If that’s something that makes sense for the project, I would love to explore the topic and contribute. I would appreciate some feedback and guidance on this (should I open a new issue?)

Thanks

B0go on May 15, 2023

@bwplotka I’d like to revisit this issue, if you have a moment. We have a very simple stack set up using this docker-compose configuration. It has:

One Prometheus instance
One Grafana instance
One Thanos sidecar
One Thanos store server
One Thanos query server
Object storage in OpenStack

After running for just a couple of days, we’re running into the “error executing compaction: compaction failed: compaction failed for group …: pre compaction overlap check: overlaps found while gathering blocks.” error.

The troubleshooting documents suggests the following reasons for this error:

Misconfiguraiton of sidecar/ruler: Same external labels or no external labels across many block producers.

We only have a single sidecar (and no ruler).
Running multiple compactors for single block “stream”, even for short duration.

We only have a single compactor.
Manually uploading blocks to the bucket.

This never happened.
Eventually consistent block storage until we fully implement RW for bucket

I’m not entirely sure what this is suggesting. Given only a single producer of information and a single bucket for storage, I’m not sure how eventual consistency could be a problem.

If you have a minute (or @daixiang0 or someone else) I would appreciate some insight into what could be causing this problem.

We’re running:

$ docker-compose exec thanos_store thanos --version
thanos, version 0.12.0-dev (branch: master, revision: d18e1aec64ca3de143930a87d60bc52fe733e682)
  build user:       circleci@db15d248cc4d
  build date:       20200304-16:25:49
  go version:       go1.13.1

With:

$ docker-compose exec prom_main prometheus --version
prometheus, version 2.16.0 (branch: HEAD, revision: b90be6f32a33c03163d700e1452b54454ddce0ec)
  build user:       root@7ea0ae865f12
  build date:       20200213-23:50:02
  go version:       go1.13.8

larsks on Apr 8, 2020

Visual layout records:
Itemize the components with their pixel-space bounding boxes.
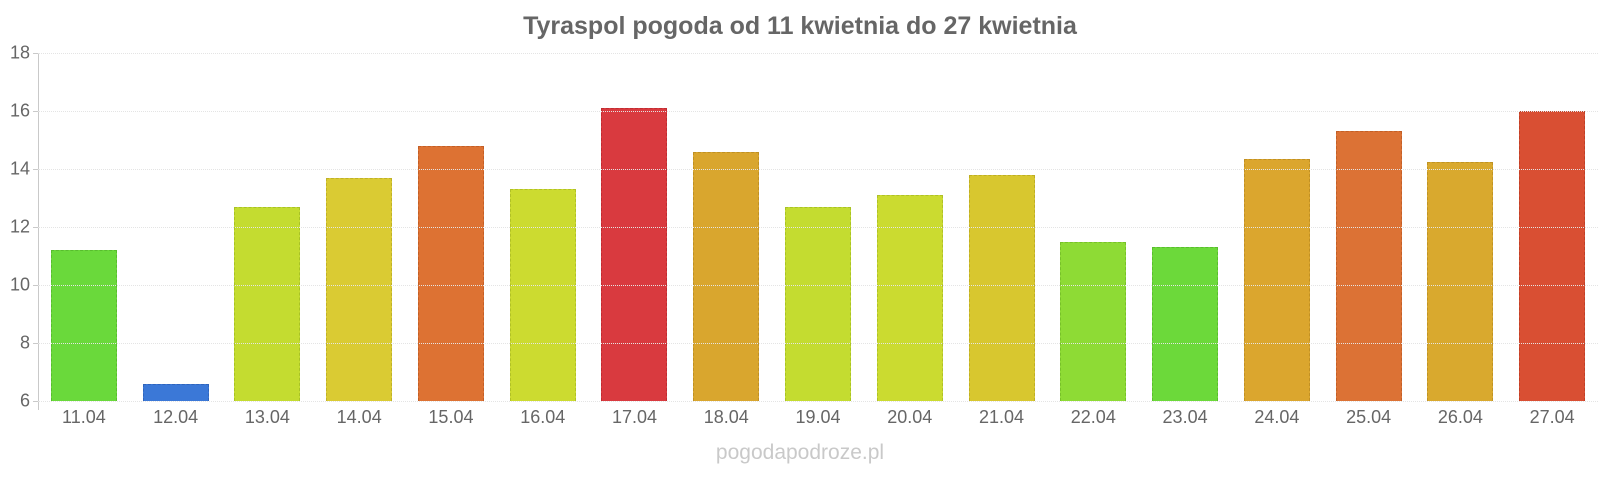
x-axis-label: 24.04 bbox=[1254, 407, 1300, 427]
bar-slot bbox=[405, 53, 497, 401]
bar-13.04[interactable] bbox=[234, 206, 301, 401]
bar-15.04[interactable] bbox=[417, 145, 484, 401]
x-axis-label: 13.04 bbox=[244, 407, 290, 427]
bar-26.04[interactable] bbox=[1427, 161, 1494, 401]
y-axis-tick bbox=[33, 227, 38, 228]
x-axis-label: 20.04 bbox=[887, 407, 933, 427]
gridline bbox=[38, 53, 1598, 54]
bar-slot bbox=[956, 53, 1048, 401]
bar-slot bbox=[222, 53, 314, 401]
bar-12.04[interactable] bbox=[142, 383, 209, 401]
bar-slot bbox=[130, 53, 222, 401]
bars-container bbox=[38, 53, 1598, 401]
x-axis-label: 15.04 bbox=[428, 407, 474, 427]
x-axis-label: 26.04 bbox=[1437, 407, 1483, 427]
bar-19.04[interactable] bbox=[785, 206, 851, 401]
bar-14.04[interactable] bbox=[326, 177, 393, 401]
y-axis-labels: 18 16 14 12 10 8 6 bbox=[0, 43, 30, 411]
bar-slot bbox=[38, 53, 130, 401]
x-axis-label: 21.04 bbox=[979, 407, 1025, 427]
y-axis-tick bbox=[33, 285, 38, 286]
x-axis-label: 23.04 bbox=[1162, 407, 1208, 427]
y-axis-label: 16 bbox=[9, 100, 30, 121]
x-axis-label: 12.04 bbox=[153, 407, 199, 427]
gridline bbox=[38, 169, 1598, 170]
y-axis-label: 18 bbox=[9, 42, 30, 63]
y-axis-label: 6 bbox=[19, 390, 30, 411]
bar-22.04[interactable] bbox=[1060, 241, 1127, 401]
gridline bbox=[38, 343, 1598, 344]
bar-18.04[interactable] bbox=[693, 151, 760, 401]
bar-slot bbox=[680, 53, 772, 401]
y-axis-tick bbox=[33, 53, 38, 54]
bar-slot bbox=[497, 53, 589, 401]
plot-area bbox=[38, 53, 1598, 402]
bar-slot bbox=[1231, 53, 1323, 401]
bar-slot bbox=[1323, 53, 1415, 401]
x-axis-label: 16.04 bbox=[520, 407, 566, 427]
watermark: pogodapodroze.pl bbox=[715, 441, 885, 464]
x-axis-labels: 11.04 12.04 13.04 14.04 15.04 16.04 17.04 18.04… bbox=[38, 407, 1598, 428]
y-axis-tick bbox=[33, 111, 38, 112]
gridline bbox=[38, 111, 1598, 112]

**What you have to do:**
Copy the passage of the Thanos compaction thread that starts with the words "I’m not entirely" and ends after "be a problem.". These entries come from a separate source.

**Answer to this problem:**
I’m not entirely sure what this is suggesting. Given only a single producer of information and a single bucket for storage, I’m not sure how eventual consistency could be a problem.